=== TRAVAIL À FAIRE ===
• 1. Recopiez le passage du discours qui va de « Ce dernier éloge » à « tout cela ! », ces deux bornes comprises.
• 2. D'après le discours, dans quelle chapelle a-t-il été prononcé ?
• 3. Poursuivez le discours à partir de sa dernière phrase.

=== TEXTE FOURNI ===
== == ==

Ce dernier éloge n’est-il pas le plus grand qu’on puisse faire ? N’est-ce pas celui que nous devons avoir à cœur de mériter ? Marie, en l’entendant, dut se consoler des dédains des disciples et des grands airs de Judas. Elle n’avait pas fait merveille, la pauvre femme ! elle n’avait rien fait d’extraordinaire ! mais elle avait fait ce qu’elle avait pu ! Rien que cela, mais tout cela !
Laissez-moi appliquer cette parole à la petite Église qui tient ici, pendant ces jours, son Synode annuela. Elle aussi, comme Marie de Béthanie, a répandu sur les pieds du Maître un vase de parfum. Elle aussi a été et est en butte aux critiques des froids calculateurs qui s’imaginent que les œuvres de la foi et de l’amour sont du domaine de la statistique et des chiffres. Elle les entend mettre en doute la valeur de son travail et l’utilité de ses sacrifices et lui appliquer la question : « A quoi bon cette perte ? » Qu’au lieu de se laisser décourager par d’injustes dédains, elle interroge celui qu’elle aime et qu’elle sert, celui à qui seul elle a à rendre compte, et, j’en ai la confiance, elle l’entendra dire d’elle : « Elle a fait ce qu’elle a pu ! »
a – Discours prononcé à l’ouverture de la 40e Conférence annuelle de l’Église évangélique méthodiste, le 19 juin 1893, dans la chapelle des Ternes, à Paris.
Je voudrais vous montrer dans cette parole une juste appréciation du passé de notre Église et une règle de conduite pour son avenir.

== == ==

(Listes de régions et d'étiquettes)
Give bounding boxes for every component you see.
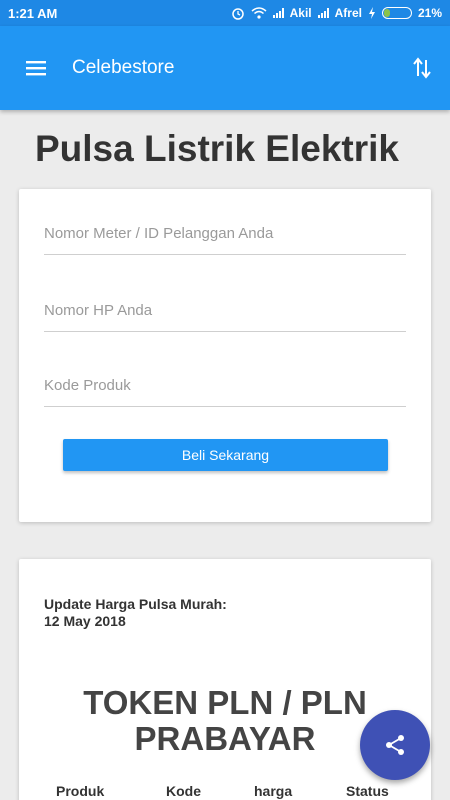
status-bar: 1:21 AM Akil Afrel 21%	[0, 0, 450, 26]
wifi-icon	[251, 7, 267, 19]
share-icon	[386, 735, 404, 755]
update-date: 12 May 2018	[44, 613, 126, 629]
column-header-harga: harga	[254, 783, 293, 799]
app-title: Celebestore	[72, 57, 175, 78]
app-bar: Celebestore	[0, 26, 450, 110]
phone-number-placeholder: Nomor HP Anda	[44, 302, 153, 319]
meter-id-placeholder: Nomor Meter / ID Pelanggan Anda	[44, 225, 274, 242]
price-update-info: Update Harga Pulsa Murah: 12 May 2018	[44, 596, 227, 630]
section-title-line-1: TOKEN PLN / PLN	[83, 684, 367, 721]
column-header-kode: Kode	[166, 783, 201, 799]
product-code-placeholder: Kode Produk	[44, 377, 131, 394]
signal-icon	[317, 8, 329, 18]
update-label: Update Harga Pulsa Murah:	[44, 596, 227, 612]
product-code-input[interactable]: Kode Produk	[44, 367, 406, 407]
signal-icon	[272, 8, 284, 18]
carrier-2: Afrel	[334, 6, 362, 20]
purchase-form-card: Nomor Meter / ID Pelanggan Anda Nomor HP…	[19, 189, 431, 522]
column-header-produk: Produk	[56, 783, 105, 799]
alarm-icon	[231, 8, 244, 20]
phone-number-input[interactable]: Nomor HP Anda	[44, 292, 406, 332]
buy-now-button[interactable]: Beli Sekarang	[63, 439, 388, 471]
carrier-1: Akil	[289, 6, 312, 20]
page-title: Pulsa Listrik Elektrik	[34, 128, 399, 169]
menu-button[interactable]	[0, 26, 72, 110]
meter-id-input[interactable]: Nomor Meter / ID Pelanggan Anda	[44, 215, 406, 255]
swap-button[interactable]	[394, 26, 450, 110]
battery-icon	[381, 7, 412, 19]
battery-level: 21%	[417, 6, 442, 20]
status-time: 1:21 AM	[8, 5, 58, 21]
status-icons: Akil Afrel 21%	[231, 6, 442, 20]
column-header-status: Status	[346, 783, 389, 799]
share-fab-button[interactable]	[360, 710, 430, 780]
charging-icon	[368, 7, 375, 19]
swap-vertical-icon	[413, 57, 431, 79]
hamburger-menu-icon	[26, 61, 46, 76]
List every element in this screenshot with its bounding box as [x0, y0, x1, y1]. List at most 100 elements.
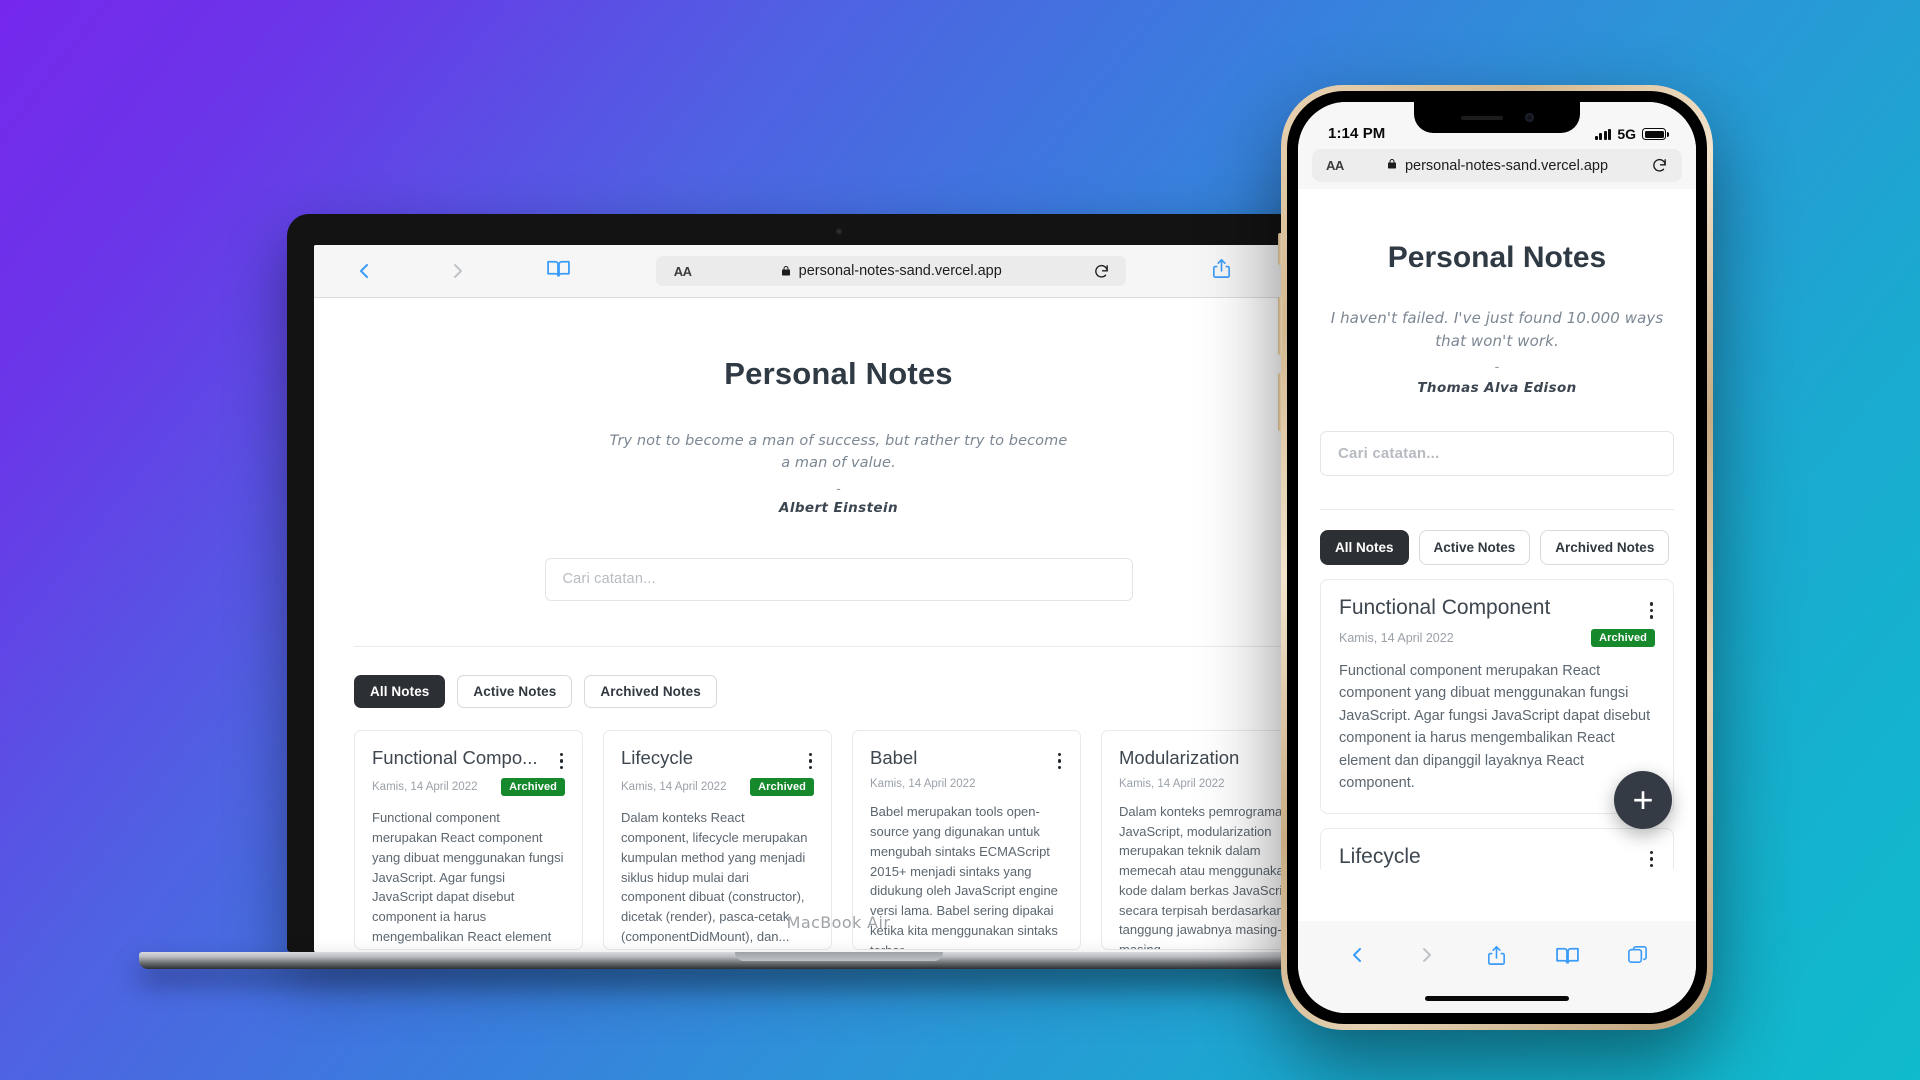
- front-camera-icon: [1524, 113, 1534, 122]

== == ==

=== RÉPONSES ===
• 1.
Ce dernier éloge n’est-il pas le plus grand qu’on puisse faire ? N’est-ce pas celui que nous devons avoir à cœur de mériter ? Marie, en l’entendant, dut se consoler des dédains des disciples et des grands airs de Judas. Elle n’avait pas fait merveille, la pauvre femme ! elle n’avait rien fait d’extraordinaire ! mais elle avait fait ce qu’elle avait pu ! Rien que cela, mais tout cela !

• 2. Dans la chapelle des Ternes, à Paris.

• 3.
I. — Le passé
Oui, elle a fait ce qu’elle a pu, notre humble et chère Église évangélique méthodiste de France ! Elle n’a pas possédé des dons éclatants ; elle n’a produit ni grands théologiens, ni prédicateurs de premier ordre ; elle n’a pas vu les riches et les puissants accourir à elle ; chez elle, comme dans l’Église de Corinthe, « il n’y a eu ni beaucoup de sages selon la chair, ni beaucoup de puissants, ni beaucoup de nobles ». Et si nous Voulions énumérer tout ce qui nous a manqué pour faire grande figure dans le monde, nous pourrions ajouter bien d’autres traits à ceux-là. Mais qu’importe ! l’essentiel n’est pas de briller, mais d’être utile ; et notre tâche n’était pas de tenter l’impossible, mais, comme Marie, de faire selon notre pouvoir. L’avons-nous fait ? Je n’hésite pas à répondre, en envisageant l’œuvre accomplie par les méthodistes, en France, depuis leur première année en 1790 : Oui, ils ont fait ce qu’ils ont pu !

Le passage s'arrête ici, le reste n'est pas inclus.